**YOUR GOAL:** Extract all of the entries and give them again, word for word.

**EXTRACTED MATERIAL:**
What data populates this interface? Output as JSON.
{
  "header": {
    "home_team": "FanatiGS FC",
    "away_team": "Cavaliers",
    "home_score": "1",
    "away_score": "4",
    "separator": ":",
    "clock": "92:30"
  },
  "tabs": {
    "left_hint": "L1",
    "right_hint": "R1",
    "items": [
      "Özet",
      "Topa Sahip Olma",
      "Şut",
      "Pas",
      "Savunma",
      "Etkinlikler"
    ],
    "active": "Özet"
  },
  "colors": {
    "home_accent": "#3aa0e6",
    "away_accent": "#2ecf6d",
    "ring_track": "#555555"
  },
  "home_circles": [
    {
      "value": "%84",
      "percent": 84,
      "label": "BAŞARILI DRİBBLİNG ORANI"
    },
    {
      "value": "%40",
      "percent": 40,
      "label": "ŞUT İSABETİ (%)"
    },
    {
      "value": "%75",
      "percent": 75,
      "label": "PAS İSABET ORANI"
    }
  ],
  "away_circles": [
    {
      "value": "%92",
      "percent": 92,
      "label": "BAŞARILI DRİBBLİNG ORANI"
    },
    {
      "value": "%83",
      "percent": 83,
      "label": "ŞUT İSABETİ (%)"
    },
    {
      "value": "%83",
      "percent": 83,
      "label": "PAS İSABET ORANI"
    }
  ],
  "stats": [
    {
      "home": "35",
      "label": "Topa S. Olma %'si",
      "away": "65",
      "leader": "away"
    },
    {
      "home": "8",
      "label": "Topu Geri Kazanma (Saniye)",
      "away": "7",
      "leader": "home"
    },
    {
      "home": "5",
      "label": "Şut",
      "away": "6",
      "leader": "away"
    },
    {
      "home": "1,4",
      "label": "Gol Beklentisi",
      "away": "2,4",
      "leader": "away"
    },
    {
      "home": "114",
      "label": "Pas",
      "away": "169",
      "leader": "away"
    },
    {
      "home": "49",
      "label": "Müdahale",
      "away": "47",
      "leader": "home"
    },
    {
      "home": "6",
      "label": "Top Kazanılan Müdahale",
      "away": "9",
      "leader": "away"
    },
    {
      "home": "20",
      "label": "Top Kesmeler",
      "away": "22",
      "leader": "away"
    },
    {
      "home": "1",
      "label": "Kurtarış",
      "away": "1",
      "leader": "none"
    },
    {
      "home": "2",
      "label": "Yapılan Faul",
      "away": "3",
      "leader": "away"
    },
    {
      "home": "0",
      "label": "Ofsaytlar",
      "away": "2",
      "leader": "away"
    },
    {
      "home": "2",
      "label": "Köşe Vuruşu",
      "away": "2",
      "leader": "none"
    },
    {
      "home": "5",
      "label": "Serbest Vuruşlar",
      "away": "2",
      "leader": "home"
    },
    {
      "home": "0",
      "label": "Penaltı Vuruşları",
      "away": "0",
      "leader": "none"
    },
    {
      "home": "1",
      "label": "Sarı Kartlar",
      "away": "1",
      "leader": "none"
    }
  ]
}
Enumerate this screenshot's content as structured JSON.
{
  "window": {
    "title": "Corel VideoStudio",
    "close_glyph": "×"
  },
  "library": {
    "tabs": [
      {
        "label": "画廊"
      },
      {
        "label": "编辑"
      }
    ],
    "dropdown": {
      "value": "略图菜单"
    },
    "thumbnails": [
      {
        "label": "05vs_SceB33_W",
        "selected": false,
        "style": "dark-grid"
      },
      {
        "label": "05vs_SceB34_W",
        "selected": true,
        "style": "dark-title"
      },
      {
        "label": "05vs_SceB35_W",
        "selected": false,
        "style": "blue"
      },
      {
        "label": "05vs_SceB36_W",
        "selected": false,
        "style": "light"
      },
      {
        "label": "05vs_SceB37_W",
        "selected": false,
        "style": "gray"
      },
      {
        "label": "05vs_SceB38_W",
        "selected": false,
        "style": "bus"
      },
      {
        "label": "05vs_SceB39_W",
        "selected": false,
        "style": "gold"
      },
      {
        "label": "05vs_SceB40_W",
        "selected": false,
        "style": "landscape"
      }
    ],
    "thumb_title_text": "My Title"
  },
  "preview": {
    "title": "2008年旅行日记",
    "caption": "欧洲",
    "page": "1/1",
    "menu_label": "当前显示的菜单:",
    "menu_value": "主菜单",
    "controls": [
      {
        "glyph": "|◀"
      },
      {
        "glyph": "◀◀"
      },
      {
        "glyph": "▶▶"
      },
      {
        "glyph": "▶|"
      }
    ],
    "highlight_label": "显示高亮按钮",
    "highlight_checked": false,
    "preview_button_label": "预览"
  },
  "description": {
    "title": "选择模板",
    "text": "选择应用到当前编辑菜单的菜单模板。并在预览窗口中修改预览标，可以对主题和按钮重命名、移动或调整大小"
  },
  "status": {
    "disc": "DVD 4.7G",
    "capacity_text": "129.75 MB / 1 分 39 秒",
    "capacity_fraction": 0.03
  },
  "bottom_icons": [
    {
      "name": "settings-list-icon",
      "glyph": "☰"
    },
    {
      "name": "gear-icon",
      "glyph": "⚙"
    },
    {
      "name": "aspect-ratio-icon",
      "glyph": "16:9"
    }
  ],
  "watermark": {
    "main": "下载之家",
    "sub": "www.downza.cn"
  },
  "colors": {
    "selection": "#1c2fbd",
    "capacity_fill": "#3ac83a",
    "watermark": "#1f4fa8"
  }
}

**OUTPUT OF THE TASK:**
What data populates this interface? Output as JSON.
{
  "header": {
    "home_team": "FanatiGS FC",
    "away_team": "Cavaliers",
    "home_score": "1",
    "away_score": "4",
    "separator": ":",
    "clock": "92:30"
  },
  "tabs": {
    "left_hint": "L1",
    "right_hint": "R1",
    "items": [
      "Özet",
      "Topa Sahip Olma",
      "Şut",
      "Pas",
      "Savunma",
      "Etkinlikler"
    ],
    "active": "Özet"
  },
  "colors": {
    "home_accent": "#3aa0e6",
    "away_accent": "#2ecf6d",
    "ring_track": "#555555"
  },
  "home_circles": [
    {
      "value": "%84",
      "percent": 84,
      "label": "BAŞARILI DRİBBLİNG ORANI"
    },
    {
      "value": "%40",
      "percent": 40,
      "label": "ŞUT İSABETİ (%)"
    },
    {
      "value": "%75",
      "percent": 75,
      "label": "PAS İSABET ORANI"
    }
  ],
  "away_circles": [
    {
      "value": "%92",
      "percent": 92,
      "label": "BAŞARILI DRİBBLİNG ORANI"
    },
    {
      "value": "%83",
      "percent": 83,
      "label": "ŞUT İSABETİ (%)"
    },
    {
      "value": "%83",
      "percent": 83,
      "label": "PAS İSABET ORANI"
    }
  ],
  "stats": [
    {
      "home": "35",
      "label": "Topa S. Olma %'si",
      "away": "65",
      "leader": "away"
    },
    {
      "home": "8",
      "label": "Topu Geri Kazanma (Saniye)",
      "away": "7",
      "leader": "home"
    },
    {
      "home": "5",
      "label": "Şut",
      "away": "6",
      "leader": "away"
    },
    {
      "home": "1,4",
      "label": "Gol Beklentisi",
      "away": "2,4",
      "leader": "away"
    },
    {
      "home": "114",
      "label": "Pas",
      "away": "169",
      "leader": "away"
    },
    {
      "home": "49",
      "label": "Müdahale",
      "away": "47",
      "leader": "home"
    },
    {
      "home": "6",
      "label": "Top Kazanılan Müdahale",
      "away": "9",
      "leader": "away"
    },
    {
      "home": "20",
      "label": "Top Kesmeler",
      "away": "22",
      "leader": "away"
    },
    {
      "home": "1",
      "label": "Kurtarış",
      "away": "1",
      "leader": "none"
    },
    {
      "home": "2",
      "label": "Yapılan Faul",
      "away": "3",
      "leader": "away"
    },
    {
      "home": "0",
      "label": "Ofsaytlar",
      "away": "2",
      "leader": "away"
    },
    {
      "home": "2",
      "label": "Köşe Vuruşu",
      "away": "2",
      "leader": "none"
    },
    {
      "home": "5",
      "label": "Serbest Vuruşlar",
      "away": "2",
      "leader": "home"
    },
    {
      "home": "0",
      "label": "Penaltı Vuruşları",
      "away": "0",
      "leader": "none"
    },
    {
      "home": "1",
      "label": "Sarı Kartlar",
      "away": "1",
      "leader": "none"
    }
  ]
}
Enumerate this screenshot's content as structured JSON.
{
  "window": {
    "title": "Corel VideoStudio",
    "close_glyph": "×"
  },
  "library": {
    "tabs": [
      {
        "label": "画廊"
      },
      {
        "label": "编辑"
      }
    ],
    "dropdown": {
      "value": "略图菜单"
    },
    "thumbnails": [
      {
        "label": "05vs_SceB33_W",
        "selected": false,
        "style": "dark-grid"
      },
      {
        "label": "05vs_SceB34_W",
        "selected": true,
        "style": "dark-title"
      },
      {
        "label": "05vs_SceB35_W",
        "selected": false,
        "style": "blue"
      },
      {
        "label": "05vs_SceB36_W",
        "selected": false,
        "style": "light"
      },
      {
        "label": "05vs_SceB37_W",
        "selected": false,
        "style": "gray"
      },
      {
        "label": "05vs_SceB38_W",
        "selected": false,
        "style": "bus"
      },
      {
        "label": "05vs_SceB39_W",
        "selected": false,
        "style": "gold"
      },
      {
        "label": "05vs_SceB40_W",
        "selected": false,
        "style": "landscape"
      }
    ],
    "thumb_title_text": "My Title"
  },
  "preview": {
    "title": "2008年旅行日记",
    "caption": "欧洲",
    "page": "1/1",
    "menu_label": "当前显示的菜单:",
    "menu_value": "主菜单",
    "controls": [
      {
        "glyph": "|◀"
      },
      {
        "glyph": "◀◀"
      },
      {
        "glyph": "▶▶"
      },
      {
        "glyph": "▶|"
      }
    ],
    "highlight_label": "显示高亮按钮",
    "highlight_checked": false,
    "preview_button_label": "预览"
  },
  "description": {
    "title": "选择模板",
    "text": "选择应用到当前编辑菜单的菜单模板。并在预览窗口中修改预览标，可以对主题和按钮重命名、移动或调整大小"
  },
  "status": {
    "disc": "DVD 4.7G",
    "capacity_text": "129.75 MB / 1 分 39 秒",
    "capacity_fraction": 0.03
  },
  "bottom_icons": [
    {
      "name": "settings-list-icon",
      "glyph": "☰"
    },
    {
      "name": "gear-icon",
      "glyph": "⚙"
    },
    {
      "name": "aspect-ratio-icon",
      "glyph": "16:9"
    }
  ],
  "watermark": {
    "main": "下载之家",
    "sub": "www.downza.cn"
  },
  "colors": {
    "selection": "#1c2fbd",
    "capacity_fill": "#3ac83a",
    "watermark": "#1f4fa8"
  }
}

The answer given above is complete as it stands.